■ Work required ■
In the listing below, locate the lines bearing the word "dans". Copy every one of them.

Rows from a dataset
-- Begin --

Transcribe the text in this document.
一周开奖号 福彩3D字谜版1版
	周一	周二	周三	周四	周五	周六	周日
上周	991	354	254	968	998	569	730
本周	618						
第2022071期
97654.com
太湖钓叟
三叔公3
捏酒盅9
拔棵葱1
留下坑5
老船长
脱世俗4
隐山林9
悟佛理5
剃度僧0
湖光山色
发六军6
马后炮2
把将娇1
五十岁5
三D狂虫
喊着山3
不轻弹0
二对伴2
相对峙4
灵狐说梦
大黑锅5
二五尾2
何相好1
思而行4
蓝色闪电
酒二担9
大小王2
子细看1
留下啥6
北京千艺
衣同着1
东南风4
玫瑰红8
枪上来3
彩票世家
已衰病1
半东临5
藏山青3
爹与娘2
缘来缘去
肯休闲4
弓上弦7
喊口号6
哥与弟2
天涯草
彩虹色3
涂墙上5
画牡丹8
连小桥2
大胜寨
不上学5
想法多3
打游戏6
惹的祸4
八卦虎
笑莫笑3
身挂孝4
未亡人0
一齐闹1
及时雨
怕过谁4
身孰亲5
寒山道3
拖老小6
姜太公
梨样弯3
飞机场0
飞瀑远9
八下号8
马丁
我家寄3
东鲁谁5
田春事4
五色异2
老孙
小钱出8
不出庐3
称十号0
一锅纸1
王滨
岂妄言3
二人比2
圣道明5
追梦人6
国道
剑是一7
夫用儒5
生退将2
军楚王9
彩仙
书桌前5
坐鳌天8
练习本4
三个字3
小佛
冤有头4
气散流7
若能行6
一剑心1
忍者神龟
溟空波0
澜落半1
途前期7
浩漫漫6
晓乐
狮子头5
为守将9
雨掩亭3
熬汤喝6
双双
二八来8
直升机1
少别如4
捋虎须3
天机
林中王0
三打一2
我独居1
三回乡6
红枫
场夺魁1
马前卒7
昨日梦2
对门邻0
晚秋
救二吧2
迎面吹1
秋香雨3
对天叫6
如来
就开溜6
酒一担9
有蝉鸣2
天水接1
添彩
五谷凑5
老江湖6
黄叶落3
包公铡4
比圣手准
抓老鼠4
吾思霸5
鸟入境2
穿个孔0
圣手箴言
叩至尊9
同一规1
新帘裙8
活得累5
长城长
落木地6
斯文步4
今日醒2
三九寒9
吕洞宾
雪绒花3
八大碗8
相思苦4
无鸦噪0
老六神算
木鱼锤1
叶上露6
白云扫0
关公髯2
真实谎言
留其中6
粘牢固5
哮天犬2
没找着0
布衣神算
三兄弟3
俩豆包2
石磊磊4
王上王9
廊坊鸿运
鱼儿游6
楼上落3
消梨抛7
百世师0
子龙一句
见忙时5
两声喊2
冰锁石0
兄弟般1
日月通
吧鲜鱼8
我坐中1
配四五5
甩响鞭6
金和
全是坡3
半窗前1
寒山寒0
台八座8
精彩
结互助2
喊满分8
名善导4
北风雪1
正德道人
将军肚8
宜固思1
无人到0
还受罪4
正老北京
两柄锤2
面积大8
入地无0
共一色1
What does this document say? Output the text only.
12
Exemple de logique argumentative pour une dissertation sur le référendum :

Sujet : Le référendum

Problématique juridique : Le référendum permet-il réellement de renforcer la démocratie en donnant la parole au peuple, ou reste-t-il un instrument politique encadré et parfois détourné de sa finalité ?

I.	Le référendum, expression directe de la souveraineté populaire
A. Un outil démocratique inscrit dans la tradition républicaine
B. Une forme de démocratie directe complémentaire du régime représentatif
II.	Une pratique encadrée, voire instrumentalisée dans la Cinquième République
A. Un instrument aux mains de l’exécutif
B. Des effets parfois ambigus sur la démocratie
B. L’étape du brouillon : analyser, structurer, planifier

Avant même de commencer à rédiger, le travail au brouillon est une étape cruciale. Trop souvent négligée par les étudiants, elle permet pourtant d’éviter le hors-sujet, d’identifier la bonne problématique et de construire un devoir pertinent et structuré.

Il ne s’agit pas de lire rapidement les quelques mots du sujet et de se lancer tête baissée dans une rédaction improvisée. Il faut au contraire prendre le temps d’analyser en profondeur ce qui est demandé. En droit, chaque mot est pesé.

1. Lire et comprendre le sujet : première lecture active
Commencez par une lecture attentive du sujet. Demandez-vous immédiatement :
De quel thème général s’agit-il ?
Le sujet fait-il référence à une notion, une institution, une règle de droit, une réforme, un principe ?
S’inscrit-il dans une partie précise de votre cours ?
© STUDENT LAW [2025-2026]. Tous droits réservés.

-- End --

■ Solved exercise ■
A. Un outil démocratique inscrit dans la tradition républicaine
II.	Une pratique encadrée, voire instrumentalisée dans la Cinquième République
Il ne s’agit pas de lire rapidement les quelques mots du sujet et de se lancer tête baissée dans une rédaction improvisée. Il faut au contraire prendre le temps d’analyser en profondeur ce qui est demandé. En droit, chaque mot est pesé.
S’inscrit-il dans une partie précise de votre cours ?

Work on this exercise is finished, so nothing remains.